__RECORD LIST__

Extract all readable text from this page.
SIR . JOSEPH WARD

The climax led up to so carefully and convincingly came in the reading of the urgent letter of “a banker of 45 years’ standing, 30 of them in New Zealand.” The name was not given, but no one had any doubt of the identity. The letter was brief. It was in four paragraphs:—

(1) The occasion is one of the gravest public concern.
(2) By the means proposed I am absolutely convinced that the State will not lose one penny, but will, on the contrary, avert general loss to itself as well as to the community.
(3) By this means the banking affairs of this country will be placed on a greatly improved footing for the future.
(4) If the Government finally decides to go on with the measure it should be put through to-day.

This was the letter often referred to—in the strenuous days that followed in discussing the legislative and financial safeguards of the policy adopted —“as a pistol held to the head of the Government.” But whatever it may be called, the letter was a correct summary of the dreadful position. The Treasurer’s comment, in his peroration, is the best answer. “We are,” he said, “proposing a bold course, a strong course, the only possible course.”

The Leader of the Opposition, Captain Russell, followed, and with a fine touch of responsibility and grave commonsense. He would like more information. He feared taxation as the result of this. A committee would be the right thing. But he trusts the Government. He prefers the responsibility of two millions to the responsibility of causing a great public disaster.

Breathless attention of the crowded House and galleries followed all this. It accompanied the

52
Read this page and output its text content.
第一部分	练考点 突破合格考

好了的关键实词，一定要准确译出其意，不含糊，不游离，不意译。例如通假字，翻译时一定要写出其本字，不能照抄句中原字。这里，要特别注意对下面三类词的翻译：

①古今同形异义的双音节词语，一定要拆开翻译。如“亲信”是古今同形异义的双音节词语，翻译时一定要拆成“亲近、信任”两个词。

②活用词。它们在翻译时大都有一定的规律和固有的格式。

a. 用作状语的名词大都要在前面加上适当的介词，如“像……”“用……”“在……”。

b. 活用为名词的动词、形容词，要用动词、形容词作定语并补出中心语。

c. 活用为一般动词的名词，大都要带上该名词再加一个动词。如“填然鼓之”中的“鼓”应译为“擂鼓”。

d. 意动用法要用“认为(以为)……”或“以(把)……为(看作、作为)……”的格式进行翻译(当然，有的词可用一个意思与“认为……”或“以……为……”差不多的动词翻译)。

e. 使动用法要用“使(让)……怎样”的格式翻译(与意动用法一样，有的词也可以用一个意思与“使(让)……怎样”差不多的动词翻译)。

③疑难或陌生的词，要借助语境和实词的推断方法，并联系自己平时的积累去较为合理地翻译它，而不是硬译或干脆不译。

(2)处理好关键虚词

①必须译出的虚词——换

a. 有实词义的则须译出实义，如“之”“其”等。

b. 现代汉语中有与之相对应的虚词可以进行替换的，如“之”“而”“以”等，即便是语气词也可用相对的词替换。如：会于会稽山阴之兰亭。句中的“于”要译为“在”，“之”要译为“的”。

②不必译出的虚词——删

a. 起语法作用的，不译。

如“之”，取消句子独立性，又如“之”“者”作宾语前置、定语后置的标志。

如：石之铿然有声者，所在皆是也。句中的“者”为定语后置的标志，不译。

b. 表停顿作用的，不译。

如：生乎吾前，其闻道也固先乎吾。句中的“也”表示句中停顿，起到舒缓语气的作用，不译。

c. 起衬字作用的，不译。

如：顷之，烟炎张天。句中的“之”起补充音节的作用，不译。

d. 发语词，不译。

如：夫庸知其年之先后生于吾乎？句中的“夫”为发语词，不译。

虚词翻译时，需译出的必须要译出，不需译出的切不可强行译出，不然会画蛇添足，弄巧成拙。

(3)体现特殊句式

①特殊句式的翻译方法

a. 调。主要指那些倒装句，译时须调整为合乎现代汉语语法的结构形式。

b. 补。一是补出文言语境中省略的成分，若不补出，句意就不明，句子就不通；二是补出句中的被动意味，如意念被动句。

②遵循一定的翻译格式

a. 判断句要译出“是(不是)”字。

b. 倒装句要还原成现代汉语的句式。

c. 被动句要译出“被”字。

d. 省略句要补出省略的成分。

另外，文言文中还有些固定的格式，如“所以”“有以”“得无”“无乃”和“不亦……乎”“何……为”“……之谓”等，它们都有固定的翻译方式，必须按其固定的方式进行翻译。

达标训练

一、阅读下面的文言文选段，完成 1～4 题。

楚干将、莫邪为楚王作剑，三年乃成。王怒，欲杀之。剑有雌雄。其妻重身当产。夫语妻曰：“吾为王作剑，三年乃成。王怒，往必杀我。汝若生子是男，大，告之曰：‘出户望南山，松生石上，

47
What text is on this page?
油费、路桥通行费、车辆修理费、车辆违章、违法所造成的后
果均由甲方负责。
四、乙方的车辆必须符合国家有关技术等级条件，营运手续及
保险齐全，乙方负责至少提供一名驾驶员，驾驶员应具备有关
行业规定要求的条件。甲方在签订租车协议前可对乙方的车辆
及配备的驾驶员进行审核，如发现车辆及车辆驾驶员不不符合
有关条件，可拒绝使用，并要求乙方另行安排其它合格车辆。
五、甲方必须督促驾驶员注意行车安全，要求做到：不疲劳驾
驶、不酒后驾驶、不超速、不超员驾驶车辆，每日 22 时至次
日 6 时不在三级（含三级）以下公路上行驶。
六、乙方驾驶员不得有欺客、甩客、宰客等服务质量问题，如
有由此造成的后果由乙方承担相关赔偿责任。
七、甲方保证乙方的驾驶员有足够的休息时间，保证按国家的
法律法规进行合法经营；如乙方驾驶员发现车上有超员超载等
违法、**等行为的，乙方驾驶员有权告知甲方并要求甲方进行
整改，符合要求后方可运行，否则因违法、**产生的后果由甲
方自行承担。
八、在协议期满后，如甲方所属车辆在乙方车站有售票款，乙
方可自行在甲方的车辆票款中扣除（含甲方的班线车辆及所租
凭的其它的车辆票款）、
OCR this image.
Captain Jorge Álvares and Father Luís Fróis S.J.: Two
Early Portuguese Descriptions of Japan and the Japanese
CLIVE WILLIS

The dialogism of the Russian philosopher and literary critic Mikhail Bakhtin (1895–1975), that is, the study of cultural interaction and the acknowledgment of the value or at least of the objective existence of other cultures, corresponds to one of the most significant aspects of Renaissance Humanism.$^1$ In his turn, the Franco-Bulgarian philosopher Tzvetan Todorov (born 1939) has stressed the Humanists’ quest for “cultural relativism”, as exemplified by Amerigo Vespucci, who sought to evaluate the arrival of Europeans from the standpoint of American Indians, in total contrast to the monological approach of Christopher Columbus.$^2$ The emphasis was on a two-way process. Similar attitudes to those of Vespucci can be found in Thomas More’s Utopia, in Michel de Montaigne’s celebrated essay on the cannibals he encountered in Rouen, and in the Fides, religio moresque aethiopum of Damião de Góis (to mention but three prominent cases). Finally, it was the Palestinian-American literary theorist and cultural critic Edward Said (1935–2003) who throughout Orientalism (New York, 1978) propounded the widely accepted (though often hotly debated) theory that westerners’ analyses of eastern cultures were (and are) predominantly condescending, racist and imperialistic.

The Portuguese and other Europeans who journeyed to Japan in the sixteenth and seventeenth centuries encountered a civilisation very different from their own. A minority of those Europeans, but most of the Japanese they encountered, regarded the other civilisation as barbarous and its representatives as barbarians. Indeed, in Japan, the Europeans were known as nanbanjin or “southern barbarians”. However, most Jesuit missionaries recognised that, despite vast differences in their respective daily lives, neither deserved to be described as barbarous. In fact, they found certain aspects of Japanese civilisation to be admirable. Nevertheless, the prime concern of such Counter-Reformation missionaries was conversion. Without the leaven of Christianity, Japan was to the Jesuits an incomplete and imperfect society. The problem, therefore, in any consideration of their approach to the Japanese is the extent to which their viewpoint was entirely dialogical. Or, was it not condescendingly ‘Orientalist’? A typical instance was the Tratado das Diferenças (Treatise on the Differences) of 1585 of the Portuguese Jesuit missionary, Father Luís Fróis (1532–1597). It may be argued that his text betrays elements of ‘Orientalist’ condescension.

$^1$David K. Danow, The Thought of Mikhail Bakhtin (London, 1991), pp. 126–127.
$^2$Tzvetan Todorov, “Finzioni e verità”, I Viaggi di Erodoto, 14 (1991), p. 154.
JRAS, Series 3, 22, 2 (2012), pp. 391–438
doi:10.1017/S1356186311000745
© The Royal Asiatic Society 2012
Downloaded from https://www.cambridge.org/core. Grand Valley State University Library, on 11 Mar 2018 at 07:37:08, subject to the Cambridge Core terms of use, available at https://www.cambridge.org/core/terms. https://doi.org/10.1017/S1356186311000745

__TASK GOAL__
Pick out the lines containing the string "followed" and show them.

__OUTPUT OF THE TASK__
This was the letter often referred to—in the strenuous days that followed in discussing the legislative and financial safeguards of the policy adopted —“as a pistol held to the head of the Government.” But whatever it may be called, the letter was a correct summary of the dreadful position. The Treasurer’s comment, in his peroration, is the best answer. “We are,” he said, “proposing a bold course, a strong course, the only possible course.”
The Leader of the Opposition, Captain Russell, followed, and with a fine touch of responsibility and grave commonsense. He would like more information. He feared taxation as the result of this. A committee would be the right thing. But he trusts the Government. He prefers the responsibility of two millions to the responsibility of causing a great public disaster.
Breathless attention of the crowded House and galleries followed all this. It accompanied the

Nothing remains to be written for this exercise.